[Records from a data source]
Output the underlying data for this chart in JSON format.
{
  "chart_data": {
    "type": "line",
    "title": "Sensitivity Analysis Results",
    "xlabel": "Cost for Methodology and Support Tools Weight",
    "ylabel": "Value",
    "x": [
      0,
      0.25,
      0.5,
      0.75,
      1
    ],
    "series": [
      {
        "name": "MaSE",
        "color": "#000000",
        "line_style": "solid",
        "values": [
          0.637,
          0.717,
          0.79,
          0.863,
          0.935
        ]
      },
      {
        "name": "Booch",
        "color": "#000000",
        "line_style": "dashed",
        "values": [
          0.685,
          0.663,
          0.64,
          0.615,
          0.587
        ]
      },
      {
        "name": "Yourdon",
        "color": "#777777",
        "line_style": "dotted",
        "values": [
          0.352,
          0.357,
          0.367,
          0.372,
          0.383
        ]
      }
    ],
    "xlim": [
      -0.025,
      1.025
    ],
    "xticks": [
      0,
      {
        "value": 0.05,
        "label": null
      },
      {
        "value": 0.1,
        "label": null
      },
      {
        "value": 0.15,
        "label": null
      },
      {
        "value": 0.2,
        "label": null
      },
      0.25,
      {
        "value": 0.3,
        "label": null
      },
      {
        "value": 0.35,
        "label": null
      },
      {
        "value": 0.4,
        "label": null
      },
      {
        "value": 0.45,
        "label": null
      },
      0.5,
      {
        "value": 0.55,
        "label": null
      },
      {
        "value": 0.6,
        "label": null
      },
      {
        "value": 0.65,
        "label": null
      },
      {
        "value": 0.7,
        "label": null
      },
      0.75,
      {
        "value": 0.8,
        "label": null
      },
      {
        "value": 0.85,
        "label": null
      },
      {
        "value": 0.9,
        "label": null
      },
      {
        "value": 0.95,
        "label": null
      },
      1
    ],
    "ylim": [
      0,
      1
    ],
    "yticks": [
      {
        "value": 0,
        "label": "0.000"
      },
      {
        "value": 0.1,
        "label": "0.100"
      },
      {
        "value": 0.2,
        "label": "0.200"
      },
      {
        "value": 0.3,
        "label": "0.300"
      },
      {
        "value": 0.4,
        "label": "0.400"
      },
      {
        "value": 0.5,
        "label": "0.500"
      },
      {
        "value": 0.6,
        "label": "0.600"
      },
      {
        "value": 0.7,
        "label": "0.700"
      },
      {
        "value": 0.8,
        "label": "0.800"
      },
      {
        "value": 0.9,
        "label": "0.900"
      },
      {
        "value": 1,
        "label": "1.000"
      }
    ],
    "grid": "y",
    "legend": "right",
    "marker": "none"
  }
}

### Task
Please quote the records above exactly, without skipping a line.

### Reply to the exercise
Output the underlying data for this chart in JSON format.
{
  "chart_data": {
    "type": "line",
    "title": "Sensitivity Analysis Results",
    "xlabel": "Cost for Methodology and Support Tools Weight",
    "ylabel": "Value",
    "x": [
      0,
      0.25,
      0.5,
      0.75,
      1
    ],
    "series": [
      {
        "name": "MaSE",
        "color": "#000000",
        "line_style": "solid",
        "values": [
          0.637,
          0.717,
          0.79,
          0.863,
          0.935
        ]
      },
      {
        "name": "Booch",
        "color": "#000000",
        "line_style": "dashed",
        "values": [
          0.685,
          0.663,
          0.64,
          0.615,
          0.587
        ]
      },
      {
        "name": "Yourdon",
        "color": "#777777",
        "line_style": "dotted",
        "values": [
          0.352,
          0.357,
          0.367,
          0.372,
          0.383
        ]
      }
    ],
    "xlim": [
      -0.025,
      1.025
    ],
    "xticks": [
      0,
      {
        "value": 0.05,
        "label": null
      },
      {
        "value": 0.1,
        "label": null
      },
      {
        "value": 0.15,
        "label": null
      },
      {
        "value": 0.2,
        "label": null
      },
      0.25,
      {
        "value": 0.3,
        "label": null
      },
      {
        "value": 0.35,
        "label": null
      },
      {
        "value": 0.4,
        "label": null
      },
      {
        "value": 0.45,
        "label": null
      },
      0.5,
      {
        "value": 0.55,
        "label": null
      },
      {
        "value": 0.6,
        "label": null
      },
      {
        "value": 0.65,
        "label": null
      },
      {
        "value": 0.7,
        "label": null
      },
      0.75,
      {
        "value": 0.8,
        "label": null
      },
      {
        "value": 0.85,
        "label": null
      },
      {
        "value": 0.9,
        "label": null
      },
      {
        "value": 0.95,
        "label": null
      },
      1
    ],
    "ylim": [
      0,
      1
    ],
    "yticks": [
      {
        "value": 0,
        "label": "0.000"
      },
      {
        "value": 0.1,
        "label": "0.100"
      },
      {
        "value": 0.2,
        "label": "0.200"
      },
      {
        "value": 0.3,
        "label": "0.300"
      },
      {
        "value": 0.4,
        "label": "0.400"
      },
      {
        "value": 0.5,
        "label": "0.500"
      },
      {
        "value": 0.6,
        "label": "0.600"
      },
      {
        "value": 0.7,
        "label": "0.700"
      },
      {
        "value": 0.8,
        "label": "0.800"
      },
      {
        "value": 0.9,
        "label": "0.900"
      },
      {
        "value": 1,
        "label": "1.000"
      }
    ],
    "grid": "y",
    "legend": "right",
    "marker": "none"
  }
}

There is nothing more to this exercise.